====== Alıntı metin ======
Ermeni soykırımı bir halka, bir ulusa, ağır bir tarihle yüklü bir ülkeye karşı işlenmiş muazzam bir suçtur; hep birlikte oluşturduğumuz insanlık ailesinin bir parçasına yöneltilen ve insanların ansızın hemcinslerinde kendilerini tanıyamaz hale geldikleri ve onların nefreti içinde mahvolup gittikleri her olayda olduğu gibi, insanlığı sakatlayıp eksiltmiş bir suçtur. Zira, hasta ruhlu ve totaliter bir düşüncenin zorbalığı altında yavaş yavaş yozlaşan bu insanların kendileri de, duyarlı bir kavrayış ve akılla donanmış, sevebilen ve merhamet edebilen varlıklar olmaktan çıkıp insanlık ailesinden uzaklaşmışlardır. Cellatlar kurbanlarını hiçleştirmek için her zaman onları insanlıktan çıkarmaya çalışmışlardır, ama caniyane niyetlerin mahremiyetinde çürüyüp kokuşurken kendilerini de insanlıktan çıkarıp, zapt edilemez bir öfke içinde başkalarının manevi ölümünü arzulamalarına neden olan o manevi ölümü bizzat yaşamamışlar mıdır?
======
**Verilen görev 1**. Aşağıdaki satırlarda "12, 1041, 31]" içeren satırdan "128, 955, 150]" içeren satıra kadar uzanan kısmı, iki uçtaki satırlar da dahil olmak üzere, hiç değiştirmeden tekrar eder misin?
Metin ile satırlar birbirinden farklı kaynaklardan alınmıştır.
====== İşlenecek malzeme ======
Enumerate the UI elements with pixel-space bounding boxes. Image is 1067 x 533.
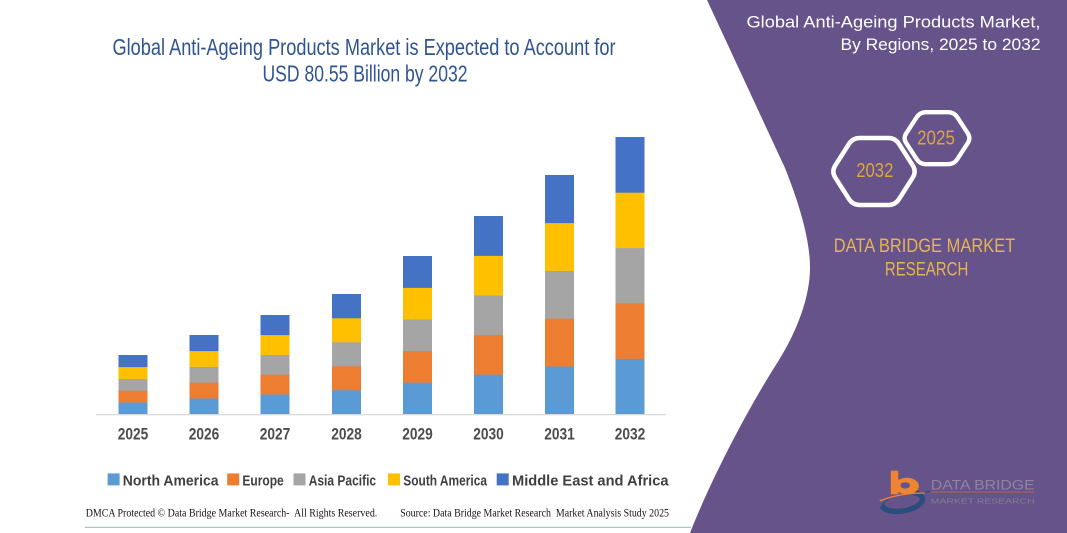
svg-text:Global Anti-Ageing Products Ma: Global Anti-Ageing Products Market,	[747, 12, 1041, 31]
svg-text:2028: 2028	[331, 425, 362, 444]
svg-text:South America: South America	[403, 473, 487, 490]
svg-text:Middle East and Africa: Middle East and Africa	[512, 473, 669, 490]
svg-text:2031: 2031	[544, 425, 575, 444]
svg-text:2025: 2025	[917, 128, 955, 150]
svg-text:2027: 2027	[260, 425, 291, 444]
svg-text:Global Anti-Ageing Products Ma: Global Anti-Ageing Products Market is Ex…	[113, 34, 616, 60]
svg-text:DATA BRIDGE: DATA BRIDGE	[931, 478, 1035, 493]
svg-text:Asia Pacific: Asia Pacific	[309, 473, 376, 490]
svg-text:DMCA Protected © Data Bridge M: DMCA Protected © Data Bridge Market Rese…	[86, 508, 378, 520]
svg-text:2032: 2032	[856, 160, 893, 182]
svg-text:2030: 2030	[473, 425, 504, 444]
svg-text:North America: North America	[123, 473, 219, 490]
svg-text:By Regions, 2025 to 2032: By Regions, 2025 to 2032	[841, 35, 1041, 54]
svg-text:Source: Data Bridge Market Res: Source: Data Bridge Market Research Mark…	[400, 508, 669, 520]
svg-text:2032: 2032	[615, 425, 646, 444]
svg-text:2029: 2029	[402, 425, 433, 444]
svg-text:Europe: Europe	[242, 473, 283, 490]
svg-text:DATA BRIDGE MARKET: DATA BRIDGE MARKET	[834, 236, 1016, 257]
svg-text:2026: 2026	[189, 425, 220, 444]
svg-text:2025: 2025	[118, 425, 149, 444]
svg-text:RESEARCH: RESEARCH	[885, 260, 968, 281]
svg-text:USD 80.55 Billion by 2032: USD 80.55 Billion by 2032	[263, 61, 468, 87]
svg-text:MARKET RESEARCH: MARKET RESEARCH	[931, 497, 1035, 506]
======
**Verilen görev 2**. Ermeni soykırımı üzerine olan metni kaldığı yerden sürdürür müsün?

**Sonuç 1**.
svg-text:Global Anti-Ageing Products Ma: Global Anti-Ageing Products Market,	[747, 12, 1041, 31]
svg-text:2028: 2028	[331, 425, 362, 444]
svg-text:South America: South America	[403, 473, 487, 490]
svg-text:Middle East and Africa: Middle East and Africa	[512, 473, 669, 490]
svg-text:2031: 2031	[544, 425, 575, 444]
svg-text:2025: 2025	[917, 128, 955, 150]

**Sonuç 2**.
Cürüm güzellikten nefret eder, tıpkı insanlıktan vazgeçenlerin insanlıktan nefret etmeleri gibi. Lekelenmeye terk edilmiş, hatta ölüme yem edilmiş varlıkların yaşam ve haysiyet özlemi, alçaklıkla ve ahlak yasalarının ısrarla inkârıyla yeniden kalıba dökülenlerin gözünde, hiç kuşkusuz tüm anlamını yitirmiştir. Oysa, insanlığa karşı işlenmiş her suç yadsınamaz biçimde ikili bir suçsa, hayatta kalanlara ve torunlarına borçlu olunan adaletin sağlanması, akabinde de, işlenen suçun sağladığı kazancı miras alanların yeniden insanlığa kazandırılıp daha yüksek bir insanlık düzeyine eriştirilmesi için, bu suç da mutlaka ikili bir tazmin ve telafi gerektirmez mi? Zaman, kayıt altına aldığı gerçekleri silmeyecek, bellek bu gerçekleri karanlık bir köşeye itmeyecektir. Kadim bir halk olarak tarihi yeni baştan kat etmeye alışkın olan Ermeniler, eylemlerinin kurtarıcı niteliğinin ve evrensel boyutunun bilinci içinde, kendilerini bu işe vereceklerdir. Doğası gereği zamanaşımsız bir suç olan soykırım ve bundan ayrı tutulamayacak olan Ermeni soykırımı, kınama ve lanetlemenin ötesinde, adaletten ve tazmin ve telafiden başka bir karşılık beklememektedir. Collectif 2015: réparation (2015-Tazmin ve Telafi Kolektifi) bu dosyayı yayımlamakla, sadece, bu aşikâr ve kaçınılmaz hakikati güçlü bir şekilde ortaya koymayı arzulamaktadır.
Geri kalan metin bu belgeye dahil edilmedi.